***** Records for the task *****

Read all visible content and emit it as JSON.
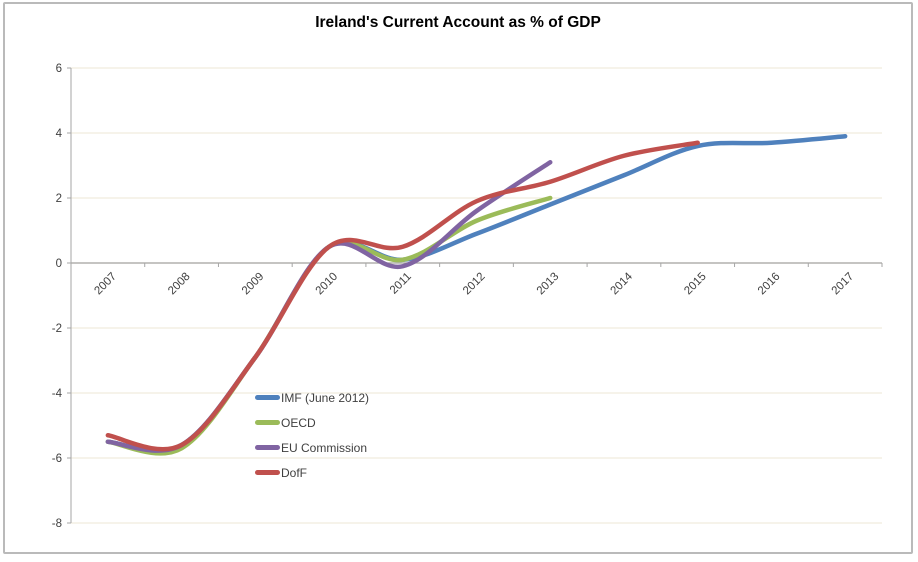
{
  "chart_data": {
    "type": "line",
    "title": "Ireland's Current Account as % of GDP",
    "categories": [
      "2007",
      "2008",
      "2009",
      "2010",
      "2011",
      "2012",
      "2013",
      "2014",
      "2015",
      "2016",
      "2017"
    ],
    "series": [
      {
        "name": "IMF (June 2012)",
        "color": "#4F81BD",
        "values": [
          -5.5,
          -5.6,
          -2.9,
          0.5,
          0.1,
          0.9,
          1.8,
          2.7,
          3.6,
          3.7,
          3.9
        ]
      },
      {
        "name": "OECD",
        "color": "#9BBB59",
        "values": [
          -5.5,
          -5.7,
          -2.9,
          0.5,
          0.1,
          1.3,
          2.0,
          null,
          null,
          null,
          null
        ]
      },
      {
        "name": "EU Commission",
        "color": "#8064A2",
        "values": [
          -5.5,
          -5.6,
          -2.9,
          0.5,
          -0.1,
          1.6,
          3.1,
          null,
          null,
          null,
          null
        ]
      },
      {
        "name": "DofF",
        "color": "#C0504D",
        "values": [
          -5.3,
          -5.6,
          -2.9,
          0.5,
          0.5,
          1.9,
          2.5,
          3.3,
          3.7,
          null,
          null
        ]
      }
    ],
    "ylim": [
      -8,
      6
    ],
    "yticks": [
      6,
      4,
      2,
      0,
      -2,
      -4,
      -6,
      -8
    ],
    "grid": "horizontal-only",
    "legend_position": "inside-left-lower",
    "line_style": "smooth",
    "colors": {
      "gridline": "#f3efe3",
      "axis": "#a6a6a6",
      "tick_label": "#3f3f3f",
      "title": "#000000",
      "frame_border": "#bababa",
      "background": "#ffffff"
    }
  }
}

*****

Return each line in the records that holds the string "name".

### Result below
        "name": "IMF (June 2012)",
        "name": "OECD",
        "name": "EU Commission",
        "name": "DofF",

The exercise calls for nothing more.